(Your goal) Return each line containing the string "name".

[Entries with figure data]
++++

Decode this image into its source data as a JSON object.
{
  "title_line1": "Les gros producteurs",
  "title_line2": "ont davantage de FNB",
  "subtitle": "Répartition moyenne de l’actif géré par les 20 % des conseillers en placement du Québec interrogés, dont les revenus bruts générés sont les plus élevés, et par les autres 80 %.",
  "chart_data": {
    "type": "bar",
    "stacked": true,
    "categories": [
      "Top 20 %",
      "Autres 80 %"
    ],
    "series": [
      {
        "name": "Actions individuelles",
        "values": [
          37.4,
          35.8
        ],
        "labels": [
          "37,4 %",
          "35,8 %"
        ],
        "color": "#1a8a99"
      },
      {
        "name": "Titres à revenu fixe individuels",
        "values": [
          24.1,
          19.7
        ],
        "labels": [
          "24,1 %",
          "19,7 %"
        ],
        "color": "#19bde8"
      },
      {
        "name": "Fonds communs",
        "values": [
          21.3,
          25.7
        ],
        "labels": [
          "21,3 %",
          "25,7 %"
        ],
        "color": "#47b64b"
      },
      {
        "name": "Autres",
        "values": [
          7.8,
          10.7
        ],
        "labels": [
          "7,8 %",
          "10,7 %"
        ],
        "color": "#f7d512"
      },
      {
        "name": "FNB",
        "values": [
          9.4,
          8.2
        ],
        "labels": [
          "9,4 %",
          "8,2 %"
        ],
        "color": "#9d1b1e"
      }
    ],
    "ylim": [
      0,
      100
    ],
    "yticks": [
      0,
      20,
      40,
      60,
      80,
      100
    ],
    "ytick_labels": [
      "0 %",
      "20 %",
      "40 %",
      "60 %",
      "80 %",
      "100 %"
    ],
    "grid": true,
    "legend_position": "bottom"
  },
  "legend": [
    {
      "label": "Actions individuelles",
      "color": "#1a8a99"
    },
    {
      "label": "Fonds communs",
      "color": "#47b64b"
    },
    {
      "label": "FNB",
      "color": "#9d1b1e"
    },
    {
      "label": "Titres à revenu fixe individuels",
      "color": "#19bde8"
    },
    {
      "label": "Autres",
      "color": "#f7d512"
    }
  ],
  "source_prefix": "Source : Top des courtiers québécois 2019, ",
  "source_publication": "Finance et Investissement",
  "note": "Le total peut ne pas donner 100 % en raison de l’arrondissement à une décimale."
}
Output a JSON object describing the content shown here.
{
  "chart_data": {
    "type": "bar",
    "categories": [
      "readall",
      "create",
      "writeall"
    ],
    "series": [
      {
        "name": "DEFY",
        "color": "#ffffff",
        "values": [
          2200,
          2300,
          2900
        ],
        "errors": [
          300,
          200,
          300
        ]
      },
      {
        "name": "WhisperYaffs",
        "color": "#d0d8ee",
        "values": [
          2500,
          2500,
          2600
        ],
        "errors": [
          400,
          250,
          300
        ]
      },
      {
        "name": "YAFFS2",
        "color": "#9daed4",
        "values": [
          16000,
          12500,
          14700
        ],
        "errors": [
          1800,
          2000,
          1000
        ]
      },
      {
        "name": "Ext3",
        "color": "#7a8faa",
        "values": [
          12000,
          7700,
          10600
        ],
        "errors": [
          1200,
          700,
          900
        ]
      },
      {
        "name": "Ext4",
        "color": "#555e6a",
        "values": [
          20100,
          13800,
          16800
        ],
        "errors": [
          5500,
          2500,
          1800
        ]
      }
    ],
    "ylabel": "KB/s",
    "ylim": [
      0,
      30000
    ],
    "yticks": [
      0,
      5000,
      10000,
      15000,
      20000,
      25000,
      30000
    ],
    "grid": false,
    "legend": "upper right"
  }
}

++++

(Result of this exercise)
        "name": "Actions individuelles",
        "name": "Titres à revenu fixe individuels",
        "name": "Fonds communs",
        "name": "Autres",
        "name": "FNB",
        "name": "DEFY",
        "name": "WhisperYaffs",
        "name": "YAFFS2",
        "name": "Ext3",
        "name": "Ext4",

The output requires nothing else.